**JOB**
From the entries below, copy every line holding the word "horizontal".

**DATA SECTION**

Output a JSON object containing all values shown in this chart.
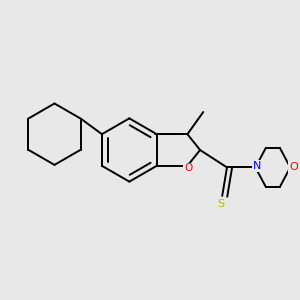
{
  "background_color": "#e8e8e8",
  "bond_color": "#000000",
  "atom_colors": {
    "O": "#ff0000",
    "N": "#0000ff",
    "S": "#b8b800",
    "C": "#000000"
  },
  "line_width": 1.4,
  "figsize": [
    3.0,
    3.0
  ],
  "dpi": 100
}
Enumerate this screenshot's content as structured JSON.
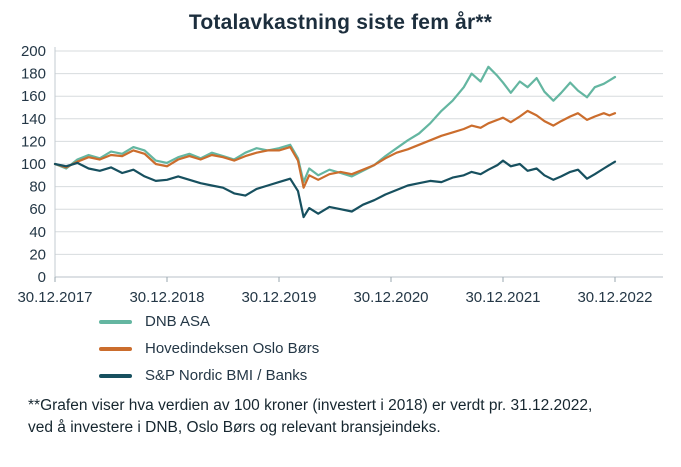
{
  "title": "Totalavkastning siste fem år**",
  "footnote": {
    "line1": "**Grafen viser hva verdien av 100 kroner (investert i 2018) er verdt pr. 31.12.2022,",
    "line2": "ved å investere i DNB, Oslo Børs og relevant bransjeindeks."
  },
  "chart_data": {
    "type": "line",
    "title": "Totalavkastning siste fem år**",
    "grid": "horizontal",
    "legend_position": "bottom-left",
    "ylim": [
      0,
      200
    ],
    "y_tick_step": 20,
    "x_range_years": [
      0,
      5
    ],
    "x_tick_labels": [
      "30.12.2017",
      "30.12.2018",
      "30.12.2019",
      "30.12.2020",
      "30.12.2021",
      "30.12.2022"
    ],
    "x_years": [
      0,
      0.1,
      0.2,
      0.3,
      0.4,
      0.5,
      0.6,
      0.7,
      0.8,
      0.9,
      1.0,
      1.1,
      1.2,
      1.3,
      1.4,
      1.5,
      1.6,
      1.7,
      1.8,
      1.9,
      2.0,
      2.1,
      2.17,
      2.22,
      2.27,
      2.35,
      2.45,
      2.55,
      2.65,
      2.75,
      2.85,
      2.95,
      3.05,
      3.15,
      3.25,
      3.35,
      3.45,
      3.55,
      3.65,
      3.72,
      3.8,
      3.87,
      3.95,
      4.0,
      4.07,
      4.15,
      4.22,
      4.3,
      4.37,
      4.45,
      4.52,
      4.6,
      4.67,
      4.75,
      4.82,
      4.9,
      4.95,
      5.0
    ],
    "series": [
      {
        "name": "DNB ASA",
        "color": "#64b6a1",
        "values": [
          100,
          96,
          104,
          108,
          105,
          111,
          109,
          115,
          112,
          103,
          101,
          106,
          109,
          105,
          110,
          107,
          104,
          110,
          114,
          112,
          114,
          117,
          105,
          84,
          96,
          90,
          95,
          92,
          89,
          94,
          99,
          107,
          114,
          121,
          127,
          136,
          147,
          156,
          168,
          180,
          173,
          186,
          178,
          172,
          163,
          173,
          168,
          176,
          164,
          156,
          163,
          172,
          165,
          159,
          168,
          171,
          174,
          177
        ]
      },
      {
        "name": "Hovedindeksen Oslo Børs",
        "color": "#cb6d2d",
        "values": [
          100,
          97,
          102,
          106,
          104,
          108,
          107,
          112,
          109,
          100,
          98,
          104,
          107,
          104,
          108,
          106,
          103,
          107,
          110,
          112,
          112,
          115,
          103,
          79,
          90,
          86,
          91,
          93,
          91,
          95,
          99,
          105,
          110,
          113,
          117,
          121,
          125,
          128,
          131,
          134,
          132,
          136,
          139,
          141,
          137,
          142,
          147,
          143,
          138,
          134,
          138,
          142,
          145,
          139,
          142,
          145,
          143,
          145
        ]
      },
      {
        "name": "S&P Nordic BMI / Banks",
        "color": "#17505f",
        "values": [
          100,
          98,
          101,
          96,
          94,
          97,
          92,
          95,
          89,
          85,
          86,
          89,
          86,
          83,
          81,
          79,
          74,
          72,
          78,
          81,
          84,
          87,
          76,
          53,
          61,
          56,
          62,
          60,
          58,
          64,
          68,
          73,
          77,
          81,
          83,
          85,
          84,
          88,
          90,
          93,
          91,
          95,
          99,
          103,
          98,
          100,
          94,
          96,
          90,
          86,
          89,
          93,
          95,
          87,
          91,
          96,
          99,
          102
        ]
      }
    ],
    "text_color": "#243746",
    "gridline_color": "#d7dbde"
  }
}
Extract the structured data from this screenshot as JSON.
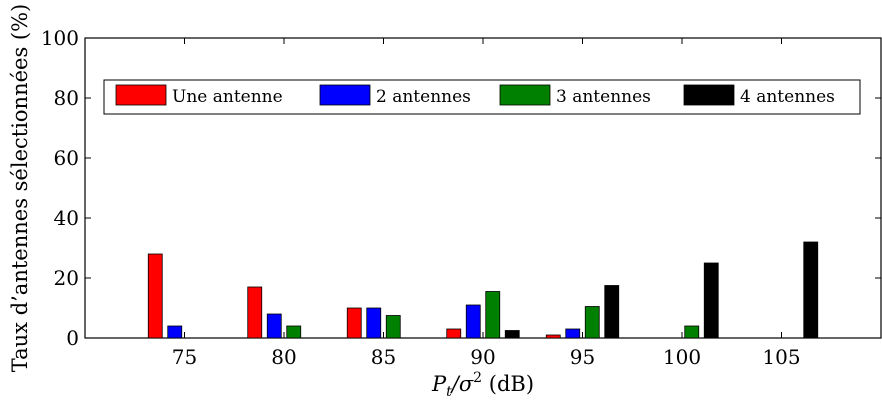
{
  "chart_data": {
    "type": "bar",
    "categories": [
      "75",
      "80",
      "85",
      "90",
      "95",
      "100",
      "105"
    ],
    "series": [
      {
        "name": "Une antenne",
        "color": "#ff0000",
        "values": [
          28,
          17,
          10,
          3,
          1,
          0,
          0
        ]
      },
      {
        "name": "2 antennes",
        "color": "#0000ff",
        "values": [
          4,
          8,
          10,
          11,
          3,
          0,
          0
        ]
      },
      {
        "name": "3 antennes",
        "color": "#008000",
        "values": [
          0,
          4,
          7.5,
          15.5,
          10.5,
          4,
          0
        ]
      },
      {
        "name": "4 antennes",
        "color": "#000000",
        "values": [
          0,
          0,
          0,
          2.5,
          17.5,
          25,
          32
        ]
      }
    ],
    "title": "",
    "xlabel": "P_t/σ² (dB)",
    "xlabel_parts": {
      "P": "P",
      "t": "t",
      "sigma": "/σ",
      "sq": "2",
      "unit": " (dB)"
    },
    "ylabel": "Taux d’antennes sélectionnées (%)",
    "ylim": [
      0,
      100
    ],
    "yticks": [
      "0",
      "20",
      "40",
      "60",
      "80",
      "100"
    ],
    "grid": false,
    "legend_position": "top, horizontal"
  }
}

**WORKED SOLUTION**
    "grid": "horizontal",
    "legend_position": "top, horizontal"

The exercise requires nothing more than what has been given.